Source material ->
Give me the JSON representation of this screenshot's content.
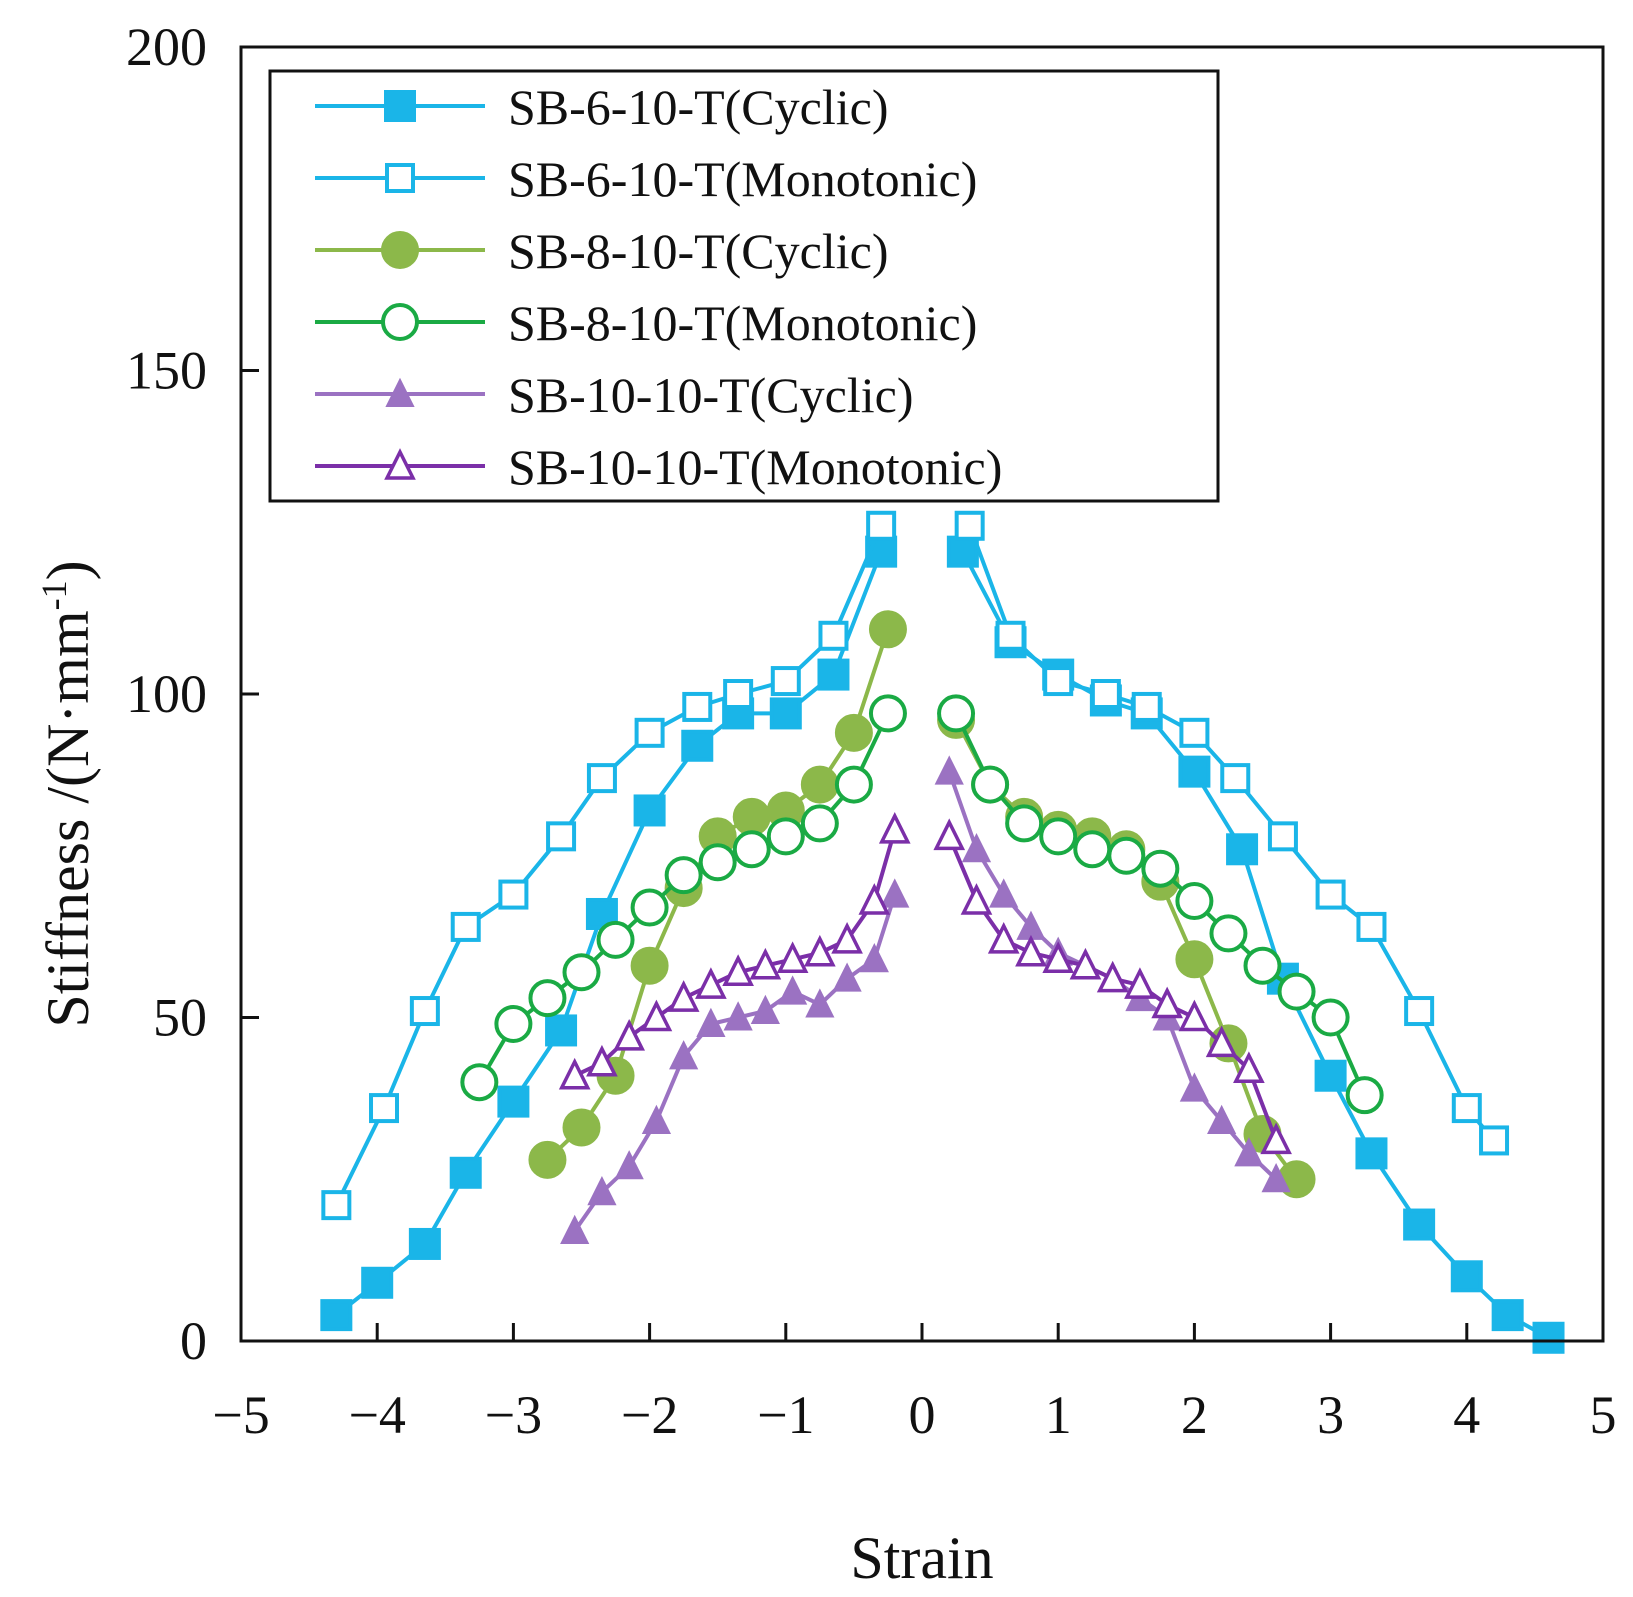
{
  "chart_data": {
    "type": "line",
    "title": "",
    "xlabel": "Strain",
    "ylabel": "Stiffness /(N·mm",
    "ylabel_superscript": "-1",
    "ylabel_close": ")",
    "xlim": [
      -5,
      5
    ],
    "ylim": [
      0,
      200
    ],
    "xticks": [
      -5,
      -4,
      -3,
      -2,
      -1,
      0,
      1,
      2,
      3,
      4,
      5
    ],
    "xtick_labels": [
      "−5",
      "−4",
      "−3",
      "−2",
      "−1",
      "0",
      "1",
      "2",
      "3",
      "4",
      "5"
    ],
    "yticks": [
      0,
      50,
      100,
      150,
      200
    ],
    "ytick_labels": [
      "0",
      "50",
      "100",
      "150",
      "200"
    ],
    "grid": false,
    "legend_position": "top-left",
    "series": [
      {
        "name": "SB-6-10-T(Cyclic)",
        "color": "#1ab5e8",
        "marker": "square",
        "filled": true,
        "segments": [
          [
            [
              -4.3,
              4
            ],
            [
              -4.0,
              9
            ],
            [
              -3.65,
              15
            ],
            [
              -3.35,
              26
            ],
            [
              -3.0,
              37
            ],
            [
              -2.65,
              48
            ],
            [
              -2.35,
              66
            ],
            [
              -2.0,
              82
            ],
            [
              -1.65,
              92
            ],
            [
              -1.35,
              97
            ],
            [
              -1.0,
              97
            ],
            [
              -0.65,
              103
            ],
            [
              -0.3,
              122
            ]
          ],
          [
            [
              0.3,
              122
            ],
            [
              0.65,
              108
            ],
            [
              1.0,
              103
            ],
            [
              1.35,
              99
            ],
            [
              1.65,
              97
            ],
            [
              2.0,
              88
            ],
            [
              2.35,
              76
            ],
            [
              2.65,
              56
            ],
            [
              3.0,
              41
            ],
            [
              3.3,
              29
            ],
            [
              3.65,
              18
            ],
            [
              4.0,
              10
            ],
            [
              4.3,
              4
            ],
            [
              4.6,
              0.5
            ]
          ]
        ]
      },
      {
        "name": "SB-6-10-T(Monotonic)",
        "color": "#1ab5e8",
        "marker": "square",
        "filled": false,
        "segments": [
          [
            [
              -4.3,
              21
            ],
            [
              -3.95,
              36
            ],
            [
              -3.65,
              51
            ],
            [
              -3.35,
              64
            ],
            [
              -3.0,
              69
            ],
            [
              -2.65,
              78
            ],
            [
              -2.35,
              87
            ],
            [
              -2.0,
              94
            ],
            [
              -1.65,
              98
            ],
            [
              -1.35,
              100
            ],
            [
              -1.0,
              102
            ],
            [
              -0.65,
              109
            ],
            [
              -0.3,
              126
            ]
          ],
          [
            [
              0.35,
              126
            ],
            [
              0.65,
              109
            ],
            [
              1.0,
              102
            ],
            [
              1.35,
              100
            ],
            [
              1.65,
              98
            ],
            [
              2.0,
              94
            ],
            [
              2.3,
              87
            ],
            [
              2.65,
              78
            ],
            [
              3.0,
              69
            ],
            [
              3.3,
              64
            ],
            [
              3.65,
              51
            ],
            [
              4.0,
              36
            ],
            [
              4.2,
              31
            ]
          ]
        ]
      },
      {
        "name": "SB-8-10-T(Cyclic)",
        "color": "#8cb84a",
        "marker": "circle",
        "filled": true,
        "segments": [
          [
            [
              -2.75,
              28
            ],
            [
              -2.5,
              33
            ],
            [
              -2.25,
              41
            ],
            [
              -2.0,
              58
            ],
            [
              -1.75,
              70
            ],
            [
              -1.5,
              78
            ],
            [
              -1.25,
              81
            ],
            [
              -1.0,
              82
            ],
            [
              -0.75,
              86
            ],
            [
              -0.5,
              94
            ],
            [
              -0.25,
              110
            ]
          ],
          [
            [
              0.25,
              96
            ],
            [
              0.5,
              86
            ],
            [
              0.75,
              81
            ],
            [
              1.0,
              79
            ],
            [
              1.25,
              78
            ],
            [
              1.5,
              76
            ],
            [
              1.75,
              71
            ],
            [
              2.0,
              59
            ],
            [
              2.25,
              46
            ],
            [
              2.5,
              32
            ],
            [
              2.75,
              25
            ]
          ]
        ]
      },
      {
        "name": "SB-8-10-T(Monotonic)",
        "color": "#1aaa44",
        "marker": "circle",
        "filled": false,
        "segments": [
          [
            [
              -3.25,
              40
            ],
            [
              -3.0,
              49
            ],
            [
              -2.75,
              53
            ],
            [
              -2.5,
              57
            ],
            [
              -2.25,
              62
            ],
            [
              -2.0,
              67
            ],
            [
              -1.75,
              72
            ],
            [
              -1.5,
              74
            ],
            [
              -1.25,
              76
            ],
            [
              -1.0,
              78
            ],
            [
              -0.75,
              80
            ],
            [
              -0.5,
              86
            ],
            [
              -0.25,
              97
            ]
          ],
          [
            [
              0.25,
              97
            ],
            [
              0.5,
              86
            ],
            [
              0.75,
              80
            ],
            [
              1.0,
              78
            ],
            [
              1.25,
              76
            ],
            [
              1.5,
              75
            ],
            [
              1.75,
              73
            ],
            [
              2.0,
              68
            ],
            [
              2.25,
              63
            ],
            [
              2.5,
              58
            ],
            [
              2.75,
              54
            ],
            [
              3.0,
              50
            ],
            [
              3.25,
              38
            ]
          ]
        ]
      },
      {
        "name": "SB-10-10-T(Cyclic)",
        "color": "#9b72c2",
        "marker": "triangle",
        "filled": true,
        "segments": [
          [
            [
              -2.55,
              17
            ],
            [
              -2.35,
              23
            ],
            [
              -2.15,
              27
            ],
            [
              -1.95,
              34
            ],
            [
              -1.75,
              44
            ],
            [
              -1.55,
              49
            ],
            [
              -1.35,
              50
            ],
            [
              -1.15,
              51
            ],
            [
              -0.95,
              54
            ],
            [
              -0.75,
              52
            ],
            [
              -0.55,
              56
            ],
            [
              -0.35,
              59
            ],
            [
              -0.2,
              69
            ]
          ],
          [
            [
              0.2,
              88
            ],
            [
              0.4,
              76
            ],
            [
              0.6,
              69
            ],
            [
              0.8,
              64
            ],
            [
              1.0,
              60
            ],
            [
              1.2,
              58
            ],
            [
              1.4,
              56
            ],
            [
              1.6,
              53
            ],
            [
              1.8,
              50
            ],
            [
              2.0,
              39
            ],
            [
              2.2,
              34
            ],
            [
              2.4,
              29
            ],
            [
              2.6,
              25
            ]
          ]
        ]
      },
      {
        "name": "SB-10-10-T(Monotonic)",
        "color": "#7b2fa8",
        "marker": "triangle",
        "filled": false,
        "segments": [
          [
            [
              -2.55,
              41
            ],
            [
              -2.35,
              43
            ],
            [
              -2.15,
              47
            ],
            [
              -1.95,
              50
            ],
            [
              -1.75,
              53
            ],
            [
              -1.55,
              55
            ],
            [
              -1.35,
              57
            ],
            [
              -1.15,
              58
            ],
            [
              -0.95,
              59
            ],
            [
              -0.75,
              60
            ],
            [
              -0.55,
              62
            ],
            [
              -0.35,
              68
            ],
            [
              -0.2,
              79
            ]
          ],
          [
            [
              0.2,
              78
            ],
            [
              0.4,
              68
            ],
            [
              0.6,
              62
            ],
            [
              0.8,
              60
            ],
            [
              1.0,
              59
            ],
            [
              1.2,
              58
            ],
            [
              1.4,
              56
            ],
            [
              1.6,
              55
            ],
            [
              1.8,
              52
            ],
            [
              2.0,
              50
            ],
            [
              2.2,
              46
            ],
            [
              2.4,
              42
            ],
            [
              2.6,
              31
            ]
          ]
        ]
      }
    ]
  }
}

Job -> Pick out the lines containing the string "name" and show them.

Answer to this task ->
        "name": "SB-6-10-T(Cyclic)",
        "name": "SB-6-10-T(Monotonic)",
        "name": "SB-8-10-T(Cyclic)",
        "name": "SB-8-10-T(Monotonic)",
        "name": "SB-10-10-T(Cyclic)",
        "name": "SB-10-10-T(Monotonic)",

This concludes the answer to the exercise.